++++ Data records
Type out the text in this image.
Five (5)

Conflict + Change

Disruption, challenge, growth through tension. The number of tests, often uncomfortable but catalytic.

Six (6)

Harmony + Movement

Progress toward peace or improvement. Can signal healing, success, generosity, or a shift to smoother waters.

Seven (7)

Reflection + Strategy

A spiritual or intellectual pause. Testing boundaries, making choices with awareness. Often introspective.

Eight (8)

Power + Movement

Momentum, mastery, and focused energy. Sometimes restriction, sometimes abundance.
++++++++
++++ Data records
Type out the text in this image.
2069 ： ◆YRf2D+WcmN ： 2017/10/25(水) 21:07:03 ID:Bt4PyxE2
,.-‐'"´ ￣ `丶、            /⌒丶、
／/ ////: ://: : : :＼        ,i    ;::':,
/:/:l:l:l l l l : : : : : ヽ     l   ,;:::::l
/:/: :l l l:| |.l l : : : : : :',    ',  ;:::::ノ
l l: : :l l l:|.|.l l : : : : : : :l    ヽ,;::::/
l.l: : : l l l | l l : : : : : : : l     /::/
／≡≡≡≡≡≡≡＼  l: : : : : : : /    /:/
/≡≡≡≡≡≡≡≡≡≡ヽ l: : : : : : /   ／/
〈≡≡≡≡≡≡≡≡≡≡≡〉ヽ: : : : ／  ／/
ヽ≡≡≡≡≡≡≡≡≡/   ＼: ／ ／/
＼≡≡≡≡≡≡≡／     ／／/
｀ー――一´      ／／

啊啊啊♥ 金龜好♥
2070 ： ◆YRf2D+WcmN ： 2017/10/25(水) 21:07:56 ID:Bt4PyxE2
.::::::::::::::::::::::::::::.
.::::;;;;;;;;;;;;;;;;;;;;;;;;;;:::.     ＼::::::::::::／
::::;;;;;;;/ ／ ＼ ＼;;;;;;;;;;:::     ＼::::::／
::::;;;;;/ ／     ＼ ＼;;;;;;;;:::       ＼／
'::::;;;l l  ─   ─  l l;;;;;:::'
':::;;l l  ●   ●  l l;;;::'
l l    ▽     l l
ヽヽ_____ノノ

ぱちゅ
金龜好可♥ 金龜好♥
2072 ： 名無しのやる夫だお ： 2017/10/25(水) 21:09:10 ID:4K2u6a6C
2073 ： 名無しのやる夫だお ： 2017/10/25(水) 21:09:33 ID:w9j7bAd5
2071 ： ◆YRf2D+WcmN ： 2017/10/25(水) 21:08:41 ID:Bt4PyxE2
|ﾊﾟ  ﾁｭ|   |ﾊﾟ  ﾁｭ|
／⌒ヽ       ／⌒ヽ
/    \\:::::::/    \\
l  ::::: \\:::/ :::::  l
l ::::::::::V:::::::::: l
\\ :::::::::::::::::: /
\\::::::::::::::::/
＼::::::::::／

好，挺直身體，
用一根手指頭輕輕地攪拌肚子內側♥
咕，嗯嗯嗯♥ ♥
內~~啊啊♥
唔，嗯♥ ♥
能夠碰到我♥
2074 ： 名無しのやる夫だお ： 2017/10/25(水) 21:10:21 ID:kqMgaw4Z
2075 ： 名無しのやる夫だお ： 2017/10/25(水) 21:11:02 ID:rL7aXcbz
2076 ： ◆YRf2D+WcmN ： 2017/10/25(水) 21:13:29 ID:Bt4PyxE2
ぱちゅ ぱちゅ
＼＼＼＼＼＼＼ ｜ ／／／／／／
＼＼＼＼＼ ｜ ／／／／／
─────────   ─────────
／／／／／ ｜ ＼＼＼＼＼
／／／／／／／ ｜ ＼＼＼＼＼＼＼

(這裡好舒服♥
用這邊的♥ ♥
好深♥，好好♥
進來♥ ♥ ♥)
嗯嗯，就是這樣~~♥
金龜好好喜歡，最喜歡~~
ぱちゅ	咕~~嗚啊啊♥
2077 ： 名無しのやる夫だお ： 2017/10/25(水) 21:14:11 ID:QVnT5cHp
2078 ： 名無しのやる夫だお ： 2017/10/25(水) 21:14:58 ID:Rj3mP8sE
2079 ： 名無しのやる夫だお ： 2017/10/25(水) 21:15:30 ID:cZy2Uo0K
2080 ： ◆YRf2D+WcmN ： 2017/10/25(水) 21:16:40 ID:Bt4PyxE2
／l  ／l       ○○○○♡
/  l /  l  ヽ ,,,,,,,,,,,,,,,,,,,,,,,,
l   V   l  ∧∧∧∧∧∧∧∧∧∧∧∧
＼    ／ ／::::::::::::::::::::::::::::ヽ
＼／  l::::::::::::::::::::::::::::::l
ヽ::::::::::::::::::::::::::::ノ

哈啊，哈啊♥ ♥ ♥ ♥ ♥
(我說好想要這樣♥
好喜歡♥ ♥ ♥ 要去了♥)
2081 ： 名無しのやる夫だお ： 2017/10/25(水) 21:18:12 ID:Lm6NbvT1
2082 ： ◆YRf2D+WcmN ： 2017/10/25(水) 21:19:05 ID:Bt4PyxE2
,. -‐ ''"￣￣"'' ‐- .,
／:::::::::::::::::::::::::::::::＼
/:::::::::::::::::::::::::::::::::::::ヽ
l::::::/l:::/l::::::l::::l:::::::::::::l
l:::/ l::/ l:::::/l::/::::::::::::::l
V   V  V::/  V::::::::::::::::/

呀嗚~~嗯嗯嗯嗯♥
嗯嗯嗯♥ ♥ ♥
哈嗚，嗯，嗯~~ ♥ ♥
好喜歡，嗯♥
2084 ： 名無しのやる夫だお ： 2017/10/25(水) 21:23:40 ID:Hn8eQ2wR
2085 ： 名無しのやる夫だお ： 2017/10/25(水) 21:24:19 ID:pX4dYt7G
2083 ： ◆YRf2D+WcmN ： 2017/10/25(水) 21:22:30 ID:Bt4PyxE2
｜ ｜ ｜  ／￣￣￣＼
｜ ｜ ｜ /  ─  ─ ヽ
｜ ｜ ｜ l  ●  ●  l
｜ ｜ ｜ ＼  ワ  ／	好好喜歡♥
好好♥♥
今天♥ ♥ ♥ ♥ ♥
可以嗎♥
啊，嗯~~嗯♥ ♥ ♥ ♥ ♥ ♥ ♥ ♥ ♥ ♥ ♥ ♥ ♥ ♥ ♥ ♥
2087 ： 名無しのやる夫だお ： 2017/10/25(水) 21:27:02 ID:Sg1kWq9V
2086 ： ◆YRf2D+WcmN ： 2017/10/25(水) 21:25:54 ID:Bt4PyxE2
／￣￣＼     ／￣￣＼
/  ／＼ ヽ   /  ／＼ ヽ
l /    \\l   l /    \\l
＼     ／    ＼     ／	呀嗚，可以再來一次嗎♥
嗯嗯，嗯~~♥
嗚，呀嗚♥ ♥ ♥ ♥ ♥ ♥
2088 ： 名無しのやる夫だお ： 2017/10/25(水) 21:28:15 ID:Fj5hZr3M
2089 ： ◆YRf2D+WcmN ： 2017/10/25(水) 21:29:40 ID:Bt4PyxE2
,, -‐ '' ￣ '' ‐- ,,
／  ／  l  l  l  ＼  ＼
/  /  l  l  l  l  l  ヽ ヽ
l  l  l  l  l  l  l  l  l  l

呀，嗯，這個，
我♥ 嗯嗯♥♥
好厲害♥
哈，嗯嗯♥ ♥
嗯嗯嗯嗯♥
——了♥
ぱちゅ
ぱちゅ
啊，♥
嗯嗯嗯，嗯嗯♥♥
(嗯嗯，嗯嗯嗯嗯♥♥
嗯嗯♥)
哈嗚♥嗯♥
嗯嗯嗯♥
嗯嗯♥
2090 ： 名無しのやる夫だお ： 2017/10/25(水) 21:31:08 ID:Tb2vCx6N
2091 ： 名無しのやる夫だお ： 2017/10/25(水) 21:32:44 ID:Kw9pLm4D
++++++++
**Problem description:**
Work out how many lines of the data above contain the string "WcmN" and give the number alone.

**Worked answer:**
9